(Figure contents as structured data)

↓↓↓

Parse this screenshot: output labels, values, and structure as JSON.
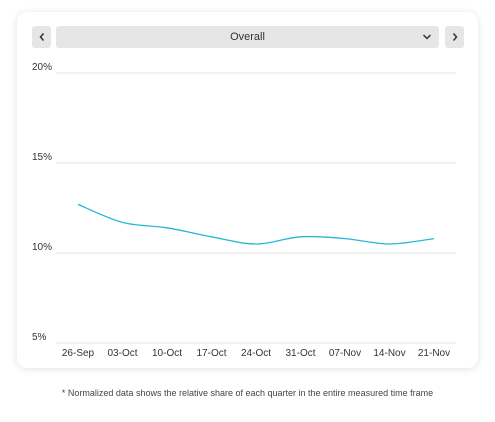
{
  "selector": {
    "selected": "Overall",
    "prev_icon": "chevron-left-icon",
    "next_icon": "chevron-right-icon",
    "dropdown_icon": "chevron-down-icon"
  },
  "chart_data": {
    "type": "line",
    "title": "",
    "xlabel": "",
    "ylabel": "",
    "categories": [
      "26-Sep",
      "03-Oct",
      "10-Oct",
      "17-Oct",
      "24-Oct",
      "31-Oct",
      "07-Nov",
      "14-Nov",
      "21-Nov"
    ],
    "y_ticks": [
      20,
      15,
      10,
      5
    ],
    "y_tick_labels": [
      "20%",
      "15%",
      "10%",
      "5%"
    ],
    "ylim": [
      5,
      20
    ],
    "grid": true,
    "line_color": "#29b6d6",
    "series": [
      {
        "values": [
          12.7,
          11.7,
          11.4,
          10.9,
          10.5,
          10.9,
          10.8,
          10.5,
          10.8
        ]
      }
    ]
  },
  "footnote": "* Normalized data shows the relative share of each quarter in the entire measured time frame"
}
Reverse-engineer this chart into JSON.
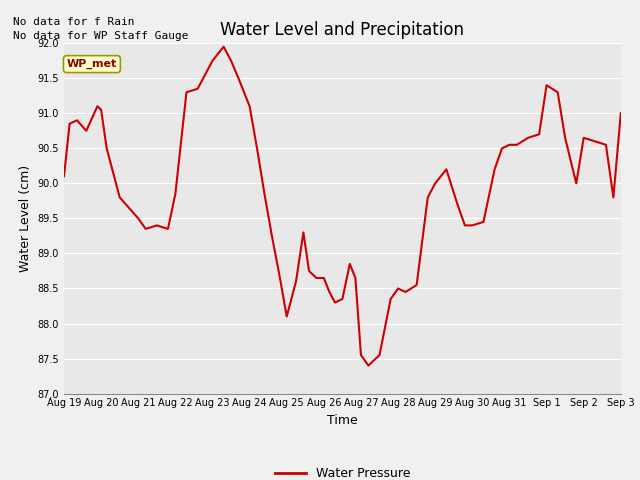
{
  "title": "Water Level and Precipitation",
  "xlabel": "Time",
  "ylabel": "Water Level (cm)",
  "ylim": [
    87.0,
    92.0
  ],
  "yticks": [
    87.0,
    87.5,
    88.0,
    88.5,
    89.0,
    89.5,
    90.0,
    90.5,
    91.0,
    91.5,
    92.0
  ],
  "fig_bg": "#f0f0f0",
  "axes_bg": "#e8e8e8",
  "line_color": "#cc0000",
  "line_width": 1.5,
  "annotation_text1": "No data for f Rain",
  "annotation_text2": "No data for WP Staff Gauge",
  "wpmet_label": "WP_met",
  "legend_label": "Water Pressure",
  "x_dates": [
    "Aug 19",
    "Aug 20",
    "Aug 21",
    "Aug 22",
    "Aug 23",
    "Aug 24",
    "Aug 25",
    "Aug 26",
    "Aug 27",
    "Aug 28",
    "Aug 29",
    "Aug 30",
    "Aug 31",
    "Sep 1",
    "Sep 2",
    "Sep 3"
  ],
  "key_x": [
    0.0,
    0.15,
    0.35,
    0.6,
    0.9,
    1.0,
    1.15,
    1.5,
    2.0,
    2.2,
    2.5,
    2.8,
    3.0,
    3.3,
    3.6,
    3.8,
    4.0,
    4.15,
    4.3,
    4.5,
    4.7,
    5.0,
    5.2,
    5.4,
    5.6,
    5.8,
    6.0,
    6.25,
    6.45,
    6.6,
    6.8,
    7.0,
    7.15,
    7.3,
    7.5,
    7.7,
    7.85,
    8.0,
    8.2,
    8.5,
    8.8,
    9.0,
    9.2,
    9.5,
    9.8,
    10.0,
    10.3,
    10.6,
    10.8,
    11.0,
    11.3,
    11.6,
    11.8,
    12.0,
    12.2,
    12.5,
    12.8,
    13.0,
    13.3,
    13.5,
    13.8,
    14.0,
    14.3,
    14.6,
    14.8,
    15.0
  ],
  "key_y": [
    90.1,
    90.85,
    90.9,
    90.75,
    91.1,
    91.05,
    90.5,
    89.8,
    89.5,
    89.35,
    89.4,
    89.35,
    89.85,
    91.3,
    91.35,
    91.55,
    91.75,
    91.85,
    91.95,
    91.75,
    91.5,
    91.1,
    90.5,
    89.85,
    89.25,
    88.7,
    88.1,
    88.6,
    89.3,
    88.75,
    88.65,
    88.65,
    88.45,
    88.3,
    88.35,
    88.85,
    88.65,
    87.55,
    87.4,
    87.55,
    88.35,
    88.5,
    88.45,
    88.55,
    89.8,
    90.0,
    90.2,
    89.7,
    89.4,
    89.4,
    89.45,
    90.2,
    90.5,
    90.55,
    90.55,
    90.65,
    90.7,
    91.4,
    91.3,
    90.65,
    90.0,
    90.65,
    90.6,
    90.55,
    89.8,
    91.0
  ]
}
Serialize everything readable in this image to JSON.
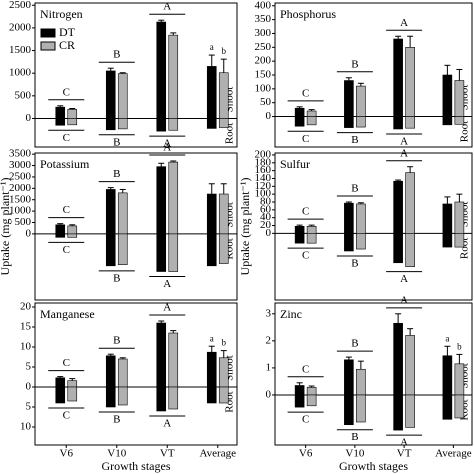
{
  "chart_data": [
    {
      "type": "bar",
      "title": "Nitrogen",
      "ylim": [
        -630,
        2550
      ],
      "yticks": [
        0,
        500,
        1000,
        1500,
        2000,
        2500
      ],
      "side_labels": [
        "Root",
        "Shoot"
      ],
      "series": [
        {
          "name": "DT",
          "color": "#000000",
          "values": [
            250,
            1050,
            2130,
            1150
          ],
          "errors": [
            30,
            60,
            40,
            250
          ],
          "root_values": [
            -150,
            -250,
            -280,
            -220
          ]
        },
        {
          "name": "CR",
          "color": "#b0b0b0",
          "values": [
            200,
            990,
            1840,
            1010
          ],
          "errors": [
            20,
            20,
            50,
            300
          ],
          "root_values": [
            -140,
            -230,
            -260,
            -200
          ]
        }
      ],
      "shoot_letters": [
        "C",
        "B",
        "A",
        null
      ],
      "root_letters": [
        "C",
        "B",
        "A",
        null
      ],
      "average_letters": [
        "a",
        "b"
      ]
    },
    {
      "type": "bar",
      "title": "Phosphorus",
      "ylim": [
        -110,
        410
      ],
      "yticks": [
        0,
        50,
        100,
        150,
        200,
        250,
        300,
        350,
        400
      ],
      "side_labels": [
        "Root",
        "Shoot"
      ],
      "series": [
        {
          "color": "#000000",
          "values": [
            30,
            130,
            280,
            150
          ],
          "errors": [
            5,
            10,
            10,
            35
          ],
          "root_values": [
            -35,
            -40,
            -45,
            -30
          ]
        },
        {
          "color": "#b0b0b0",
          "values": [
            20,
            110,
            250,
            130
          ],
          "errors": [
            5,
            10,
            40,
            40
          ],
          "root_values": [
            -30,
            -38,
            -42,
            -28
          ]
        }
      ],
      "shoot_letters": [
        "C",
        "B",
        "A",
        null
      ],
      "root_letters": [
        "C",
        "B",
        "A",
        null
      ]
    },
    {
      "type": "bar",
      "title": "Potassium",
      "ylabel": "Uptake (mg plant⁻¹)",
      "ylim": [
        -2900,
        3550
      ],
      "yticks": [
        0,
        500,
        1000,
        1500,
        2000,
        2500,
        3000,
        3500
      ],
      "side_labels": [
        "Root",
        "Shoot"
      ],
      "series": [
        {
          "color": "#000000",
          "values": [
            400,
            1950,
            2950,
            1750
          ],
          "errors": [
            50,
            80,
            150,
            450
          ],
          "root_values": [
            -150,
            -1400,
            -1650,
            -1400
          ]
        },
        {
          "color": "#b0b0b0",
          "values": [
            350,
            1800,
            3150,
            1750
          ],
          "errors": [
            50,
            150,
            50,
            450
          ],
          "root_values": [
            -150,
            -1350,
            -1650,
            -1300
          ]
        }
      ],
      "shoot_letters": [
        "C",
        "B",
        "A",
        null
      ],
      "root_letters": [
        "C",
        "B",
        "A",
        null
      ]
    },
    {
      "type": "bar",
      "title": "Sulfur",
      "ylabel": "Uptake (mg plant⁻¹)",
      "ylim": [
        -170,
        205
      ],
      "yticks": [
        0,
        20,
        40,
        60,
        80,
        100,
        120,
        140,
        160,
        180,
        200
      ],
      "side_labels": [
        "Root",
        "Shoot"
      ],
      "series": [
        {
          "color": "#000000",
          "values": [
            18,
            77,
            133,
            75
          ],
          "errors": [
            3,
            3,
            3,
            18
          ],
          "root_values": [
            -25,
            -45,
            -75,
            -35
          ]
        },
        {
          "color": "#b0b0b0",
          "values": [
            18,
            75,
            155,
            80
          ],
          "errors": [
            3,
            3,
            15,
            20
          ],
          "root_values": [
            -25,
            -40,
            -85,
            -35
          ]
        }
      ],
      "shoot_letters": [
        "C",
        "B",
        "A",
        null
      ],
      "root_letters": [
        "C",
        "B",
        "A",
        null
      ]
    },
    {
      "type": "bar",
      "title": "Manganese",
      "xlabel": "Growth stages",
      "categories": [
        "V6",
        "V10",
        "VT",
        "Average"
      ],
      "ylim": [
        -14.5,
        21
      ],
      "yticks": [
        {
          "value": -10,
          "label": "10"
        },
        {
          "value": -5,
          "label": "5"
        },
        0,
        5,
        10,
        15,
        20
      ],
      "side_labels": [
        "Root",
        "Shoot"
      ],
      "series": [
        {
          "color": "#000000",
          "values": [
            2.3,
            7.8,
            16,
            8.7
          ],
          "errors": [
            0.3,
            0.4,
            0.5,
            1.5
          ],
          "root_values": [
            -4,
            -5,
            -6,
            -4
          ]
        },
        {
          "color": "#b0b0b0",
          "values": [
            1.6,
            7,
            13.5,
            7.3
          ],
          "errors": [
            0.5,
            0.3,
            0.6,
            1.8
          ],
          "root_values": [
            -3.5,
            -4.5,
            -5.5,
            -4
          ]
        }
      ],
      "shoot_letters": [
        "C",
        "B",
        "A",
        null
      ],
      "root_letters": [
        "C",
        "B",
        "A",
        null
      ],
      "average_letters": [
        "a",
        "b"
      ]
    },
    {
      "type": "bar",
      "title": "Zinc",
      "xlabel": "Growth stages",
      "categories": [
        "V6",
        "V10",
        "VT",
        "Average"
      ],
      "ylim": [
        -1.85,
        3.4
      ],
      "yticks": [
        0,
        1,
        2,
        3
      ],
      "side_labels": [
        "Root",
        "Shoot"
      ],
      "series": [
        {
          "color": "#000000",
          "values": [
            0.35,
            1.3,
            2.65,
            1.45
          ],
          "errors": [
            0.1,
            0.1,
            0.35,
            0.35
          ],
          "root_values": [
            -0.45,
            -1.1,
            -1.3,
            -0.9
          ]
        },
        {
          "color": "#b0b0b0",
          "values": [
            0.28,
            0.95,
            2.2,
            1.15
          ],
          "errors": [
            0.05,
            0.3,
            0.25,
            0.35
          ],
          "root_values": [
            -0.4,
            -1.0,
            -1.2,
            -0.85
          ]
        }
      ],
      "shoot_letters": [
        "C",
        "B",
        "A",
        null
      ],
      "root_letters": [
        "C",
        "B",
        "A",
        null
      ],
      "average_letters": [
        "a",
        "b"
      ]
    }
  ]
}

↑↑↑

Work to be completed
Find the lines that include the string "xlabel", then copy each of them.

Task solution
    "xlabel": "",
  "xlabel": "Time",
      "xlabel": "Growth stages",
      "xlabel": "Growth stages",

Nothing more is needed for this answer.